**The input**
# # # # # # #

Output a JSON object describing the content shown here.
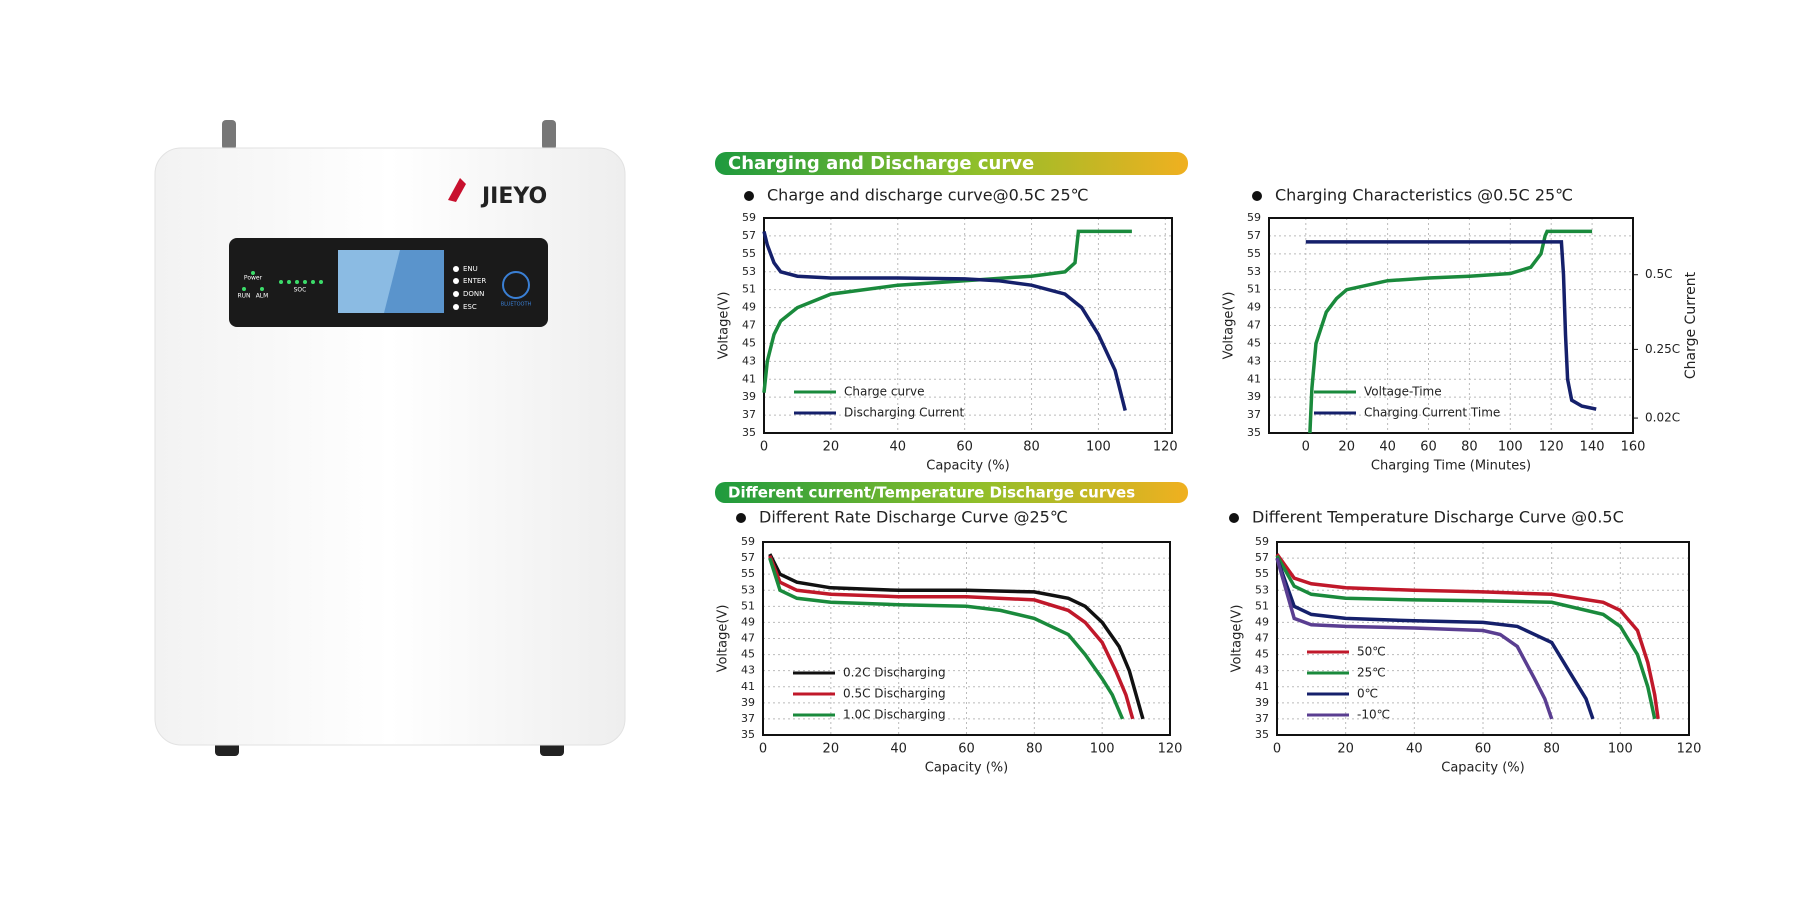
{
  "product": {
    "brand": "JIEYO",
    "power": "Power",
    "run": "RUN",
    "alm": "ALM",
    "soc": "SOC",
    "buttons": [
      "ENU",
      "ENTER",
      "DONN",
      "ESC"
    ],
    "bluetooth": "BLUETOOTH"
  },
  "sections": [
    "Charging and Discharge curve",
    "Different current/Temperature Discharge curves"
  ],
  "chart_data": [
    {
      "type": "line",
      "title": "Charge and discharge curve@0.5C 25℃",
      "xlabel": "Capacity (%)",
      "ylabel": "Voltage(V)",
      "xlim": [
        0,
        122
      ],
      "xticks": [
        0,
        20,
        40,
        60,
        80,
        100,
        120
      ],
      "ylim": [
        35,
        59
      ],
      "yticks": [
        35,
        37,
        39,
        41,
        43,
        45,
        47,
        49,
        51,
        53,
        55,
        57,
        59
      ],
      "grid": true,
      "legend": "lower left",
      "series": [
        {
          "name": "Charge curve",
          "color": "#1a8a3c",
          "x": [
            0,
            1,
            3,
            5,
            10,
            20,
            40,
            60,
            80,
            90,
            93,
            94,
            95,
            110
          ],
          "values": [
            39.5,
            43,
            46,
            47.5,
            49,
            50.5,
            51.5,
            52,
            52.5,
            53,
            54,
            57.5,
            57.5,
            57.5
          ]
        },
        {
          "name": "Discharging Current",
          "color": "#15206b",
          "x": [
            0,
            1,
            3,
            5,
            10,
            20,
            40,
            60,
            70,
            80,
            90,
            95,
            100,
            105,
            108
          ],
          "values": [
            57.5,
            56,
            54,
            53,
            52.5,
            52.3,
            52.3,
            52.2,
            52,
            51.5,
            50.5,
            49,
            46,
            42,
            37.5
          ]
        }
      ]
    },
    {
      "type": "line",
      "title": "Charging Characteristics @0.5C 25℃",
      "xlabel": "Charging Time (Minutes)",
      "ylabel": "Voltage(V)",
      "y2label": "Charge Current",
      "xlim": [
        -18,
        160
      ],
      "xticks": [
        0,
        20,
        40,
        60,
        80,
        100,
        120,
        140,
        160
      ],
      "ylim": [
        35,
        59
      ],
      "yticks": [
        35,
        37,
        39,
        41,
        43,
        45,
        47,
        49,
        51,
        53,
        55,
        57,
        59
      ],
      "y2lim": [
        -0.03,
        0.69
      ],
      "y2ticks": [
        {
          "value": 0.02,
          "label": "0.02C"
        },
        {
          "value": 0.25,
          "label": "0.25C"
        },
        {
          "value": 0.5,
          "label": "0.5C"
        }
      ],
      "grid": true,
      "legend": "lower left",
      "series": [
        {
          "name": "Voltage-Time",
          "color": "#1a8a3c",
          "x": [
            2,
            3,
            5,
            10,
            15,
            20,
            40,
            60,
            80,
            100,
            110,
            115,
            117,
            118,
            140
          ],
          "values": [
            35,
            40,
            45,
            48.5,
            50,
            51,
            52,
            52.3,
            52.5,
            52.8,
            53.5,
            55,
            57,
            57.5,
            57.5
          ]
        },
        {
          "name": "Charging Current Time",
          "color": "#15206b",
          "axis": "y2",
          "x": [
            0,
            125,
            126,
            127,
            128,
            130,
            135,
            142
          ],
          "values": [
            0.61,
            0.61,
            0.5,
            0.3,
            0.15,
            0.08,
            0.06,
            0.05
          ]
        }
      ]
    },
    {
      "type": "line",
      "title": "Different Rate Discharge Curve @25℃",
      "xlabel": "Capacity (%)",
      "ylabel": "Voltage(V)",
      "xlim": [
        0,
        120
      ],
      "xticks": [
        0,
        20,
        40,
        60,
        80,
        100,
        120
      ],
      "ylim": [
        35,
        59
      ],
      "yticks": [
        35,
        37,
        39,
        41,
        43,
        45,
        47,
        49,
        51,
        53,
        55,
        57,
        59
      ],
      "grid": true,
      "legend": "lower left",
      "series": [
        {
          "name": "0.2C Discharging",
          "color": "#111111",
          "x": [
            2,
            5,
            10,
            20,
            40,
            60,
            80,
            90,
            95,
            100,
            105,
            108,
            110,
            112
          ],
          "values": [
            57.5,
            55,
            54,
            53.3,
            53,
            53,
            52.8,
            52,
            51,
            49,
            46,
            43,
            40,
            37
          ]
        },
        {
          "name": "0.5C Discharging",
          "color": "#c0182a",
          "x": [
            2,
            5,
            10,
            20,
            40,
            60,
            80,
            90,
            95,
            100,
            104,
            107,
            109
          ],
          "values": [
            57.3,
            54,
            53,
            52.5,
            52.2,
            52.2,
            51.8,
            50.5,
            49,
            46.5,
            43,
            40,
            37
          ]
        },
        {
          "name": "1.0C Discharging",
          "color": "#1a8a3c",
          "x": [
            2,
            5,
            10,
            20,
            40,
            60,
            70,
            80,
            90,
            95,
            100,
            103,
            106
          ],
          "values": [
            57,
            53,
            52,
            51.5,
            51.2,
            51,
            50.5,
            49.5,
            47.5,
            45,
            42,
            40,
            37
          ]
        }
      ]
    },
    {
      "type": "line",
      "title": "Different Temperature Discharge Curve @0.5C",
      "xlabel": "Capacity (%)",
      "ylabel": "Voltage(V)",
      "xlim": [
        0,
        120
      ],
      "xticks": [
        0,
        20,
        40,
        60,
        80,
        100,
        120
      ],
      "ylim": [
        35,
        59
      ],
      "yticks": [
        35,
        37,
        39,
        41,
        43,
        45,
        47,
        49,
        51,
        53,
        55,
        57,
        59
      ],
      "grid": true,
      "legend": "lower left",
      "series": [
        {
          "name": "50℃",
          "color": "#c0182a",
          "x": [
            0,
            5,
            10,
            20,
            40,
            60,
            80,
            95,
            100,
            105,
            108,
            110,
            111
          ],
          "values": [
            57.5,
            54.5,
            53.8,
            53.3,
            53,
            52.8,
            52.5,
            51.5,
            50.5,
            48,
            44,
            40,
            37
          ]
        },
        {
          "name": "25℃",
          "color": "#1a8a3c",
          "x": [
            0,
            5,
            10,
            20,
            40,
            60,
            80,
            95,
            100,
            105,
            108,
            110
          ],
          "values": [
            57.3,
            53.5,
            52.5,
            52,
            51.8,
            51.7,
            51.5,
            50,
            48.5,
            45,
            41,
            37
          ]
        },
        {
          "name": "0℃",
          "color": "#15206b",
          "x": [
            0,
            5,
            10,
            20,
            40,
            60,
            70,
            80,
            85,
            90,
            92
          ],
          "values": [
            57,
            51,
            50,
            49.5,
            49.2,
            49,
            48.5,
            46.5,
            43,
            39.5,
            37
          ]
        },
        {
          "name": "-10℃",
          "color": "#5a3e91",
          "x": [
            0,
            5,
            10,
            20,
            40,
            60,
            65,
            70,
            75,
            78,
            80
          ],
          "values": [
            57,
            49.5,
            48.7,
            48.5,
            48.3,
            48,
            47.5,
            46,
            42,
            39.5,
            37
          ]
        }
      ]
    }
  ]
}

# # # # # # #

**The exercise**
Copy each line of the records containing the string "Different".

**Task solution**
    "Different current/Temperature Discharge curves"
      "title": "Different Rate Discharge Curve @25℃",
      "title": "Different Temperature Discharge Curve @0.5C",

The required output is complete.